-- BEGIN Records supplied --

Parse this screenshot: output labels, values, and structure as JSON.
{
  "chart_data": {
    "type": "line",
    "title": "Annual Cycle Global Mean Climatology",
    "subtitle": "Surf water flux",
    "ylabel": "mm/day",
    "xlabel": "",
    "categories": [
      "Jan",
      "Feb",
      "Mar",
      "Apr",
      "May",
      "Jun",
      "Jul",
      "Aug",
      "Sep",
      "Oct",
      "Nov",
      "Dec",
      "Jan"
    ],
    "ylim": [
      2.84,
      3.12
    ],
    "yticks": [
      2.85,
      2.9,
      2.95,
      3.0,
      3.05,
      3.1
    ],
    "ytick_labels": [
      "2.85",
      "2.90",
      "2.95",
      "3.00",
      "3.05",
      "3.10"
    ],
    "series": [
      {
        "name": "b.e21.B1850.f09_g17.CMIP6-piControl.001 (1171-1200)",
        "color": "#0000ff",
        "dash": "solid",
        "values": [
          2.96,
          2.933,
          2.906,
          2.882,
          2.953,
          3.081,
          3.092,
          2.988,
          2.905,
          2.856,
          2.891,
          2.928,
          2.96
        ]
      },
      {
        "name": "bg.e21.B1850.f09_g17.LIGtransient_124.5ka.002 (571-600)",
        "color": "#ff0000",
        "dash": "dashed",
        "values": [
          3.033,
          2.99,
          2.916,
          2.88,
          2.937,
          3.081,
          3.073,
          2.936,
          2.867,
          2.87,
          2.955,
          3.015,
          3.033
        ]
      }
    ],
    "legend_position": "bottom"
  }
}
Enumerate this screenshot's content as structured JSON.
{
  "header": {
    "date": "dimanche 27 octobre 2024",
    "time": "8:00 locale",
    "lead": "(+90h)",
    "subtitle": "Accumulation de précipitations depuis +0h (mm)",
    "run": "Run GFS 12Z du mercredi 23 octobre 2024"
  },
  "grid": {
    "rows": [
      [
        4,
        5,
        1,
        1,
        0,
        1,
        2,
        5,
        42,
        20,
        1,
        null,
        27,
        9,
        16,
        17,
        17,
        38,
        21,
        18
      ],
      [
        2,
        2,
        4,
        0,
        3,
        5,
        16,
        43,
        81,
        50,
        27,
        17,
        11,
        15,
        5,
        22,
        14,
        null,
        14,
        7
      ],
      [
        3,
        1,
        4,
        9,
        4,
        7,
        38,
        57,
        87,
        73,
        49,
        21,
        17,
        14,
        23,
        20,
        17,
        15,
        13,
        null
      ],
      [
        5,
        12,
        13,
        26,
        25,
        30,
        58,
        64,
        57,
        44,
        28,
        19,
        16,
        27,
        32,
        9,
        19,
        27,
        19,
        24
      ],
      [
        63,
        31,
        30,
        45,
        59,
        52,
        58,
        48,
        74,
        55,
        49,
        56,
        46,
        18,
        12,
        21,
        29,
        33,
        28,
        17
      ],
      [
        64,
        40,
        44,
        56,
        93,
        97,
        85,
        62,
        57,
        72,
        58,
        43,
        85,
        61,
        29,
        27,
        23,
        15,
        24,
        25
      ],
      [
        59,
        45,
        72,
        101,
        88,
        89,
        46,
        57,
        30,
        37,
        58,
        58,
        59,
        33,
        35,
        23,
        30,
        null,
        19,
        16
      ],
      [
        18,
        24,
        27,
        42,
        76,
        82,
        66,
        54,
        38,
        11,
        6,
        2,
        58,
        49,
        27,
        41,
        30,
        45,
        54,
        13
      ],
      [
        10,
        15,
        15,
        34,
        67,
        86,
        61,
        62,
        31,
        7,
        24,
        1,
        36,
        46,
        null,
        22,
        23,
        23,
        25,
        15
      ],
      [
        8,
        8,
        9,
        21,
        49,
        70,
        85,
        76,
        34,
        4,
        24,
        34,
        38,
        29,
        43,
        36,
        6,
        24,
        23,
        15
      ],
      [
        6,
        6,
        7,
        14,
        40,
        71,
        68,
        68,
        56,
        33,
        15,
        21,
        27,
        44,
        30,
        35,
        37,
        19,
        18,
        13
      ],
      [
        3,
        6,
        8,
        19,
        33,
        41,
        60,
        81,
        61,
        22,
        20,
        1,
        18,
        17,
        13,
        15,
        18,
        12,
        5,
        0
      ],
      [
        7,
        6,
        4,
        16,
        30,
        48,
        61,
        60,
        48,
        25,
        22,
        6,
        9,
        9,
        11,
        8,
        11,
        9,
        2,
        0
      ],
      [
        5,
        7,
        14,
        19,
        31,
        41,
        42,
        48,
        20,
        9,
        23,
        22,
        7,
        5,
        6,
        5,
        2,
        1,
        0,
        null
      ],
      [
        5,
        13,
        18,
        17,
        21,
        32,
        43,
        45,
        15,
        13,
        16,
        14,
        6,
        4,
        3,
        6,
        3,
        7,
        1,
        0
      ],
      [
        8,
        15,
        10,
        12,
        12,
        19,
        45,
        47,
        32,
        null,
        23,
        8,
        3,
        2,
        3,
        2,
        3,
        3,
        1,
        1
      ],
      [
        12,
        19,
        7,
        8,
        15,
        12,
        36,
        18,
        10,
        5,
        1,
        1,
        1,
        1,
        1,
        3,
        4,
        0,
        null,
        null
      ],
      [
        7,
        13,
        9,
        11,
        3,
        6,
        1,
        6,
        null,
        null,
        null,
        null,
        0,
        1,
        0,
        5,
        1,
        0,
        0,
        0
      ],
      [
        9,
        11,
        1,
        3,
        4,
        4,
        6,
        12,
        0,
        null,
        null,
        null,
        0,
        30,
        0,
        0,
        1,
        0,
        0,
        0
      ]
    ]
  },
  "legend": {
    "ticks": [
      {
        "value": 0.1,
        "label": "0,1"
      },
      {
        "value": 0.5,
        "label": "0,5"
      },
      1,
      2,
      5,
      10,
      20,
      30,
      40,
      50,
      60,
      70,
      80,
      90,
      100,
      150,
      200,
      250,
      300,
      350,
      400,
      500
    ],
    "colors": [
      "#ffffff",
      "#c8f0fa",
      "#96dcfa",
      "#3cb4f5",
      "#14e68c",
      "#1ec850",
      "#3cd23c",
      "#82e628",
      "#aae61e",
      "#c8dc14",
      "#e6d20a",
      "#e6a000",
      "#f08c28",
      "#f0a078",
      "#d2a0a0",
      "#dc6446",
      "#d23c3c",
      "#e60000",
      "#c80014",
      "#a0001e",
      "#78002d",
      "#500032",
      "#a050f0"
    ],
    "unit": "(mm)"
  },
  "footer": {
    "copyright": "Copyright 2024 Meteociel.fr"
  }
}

-- END Records supplied --

§ **Written exercise**:
Reply with only the number of lines in the entries that contain the word "JSON".

§ **Full answer**:
2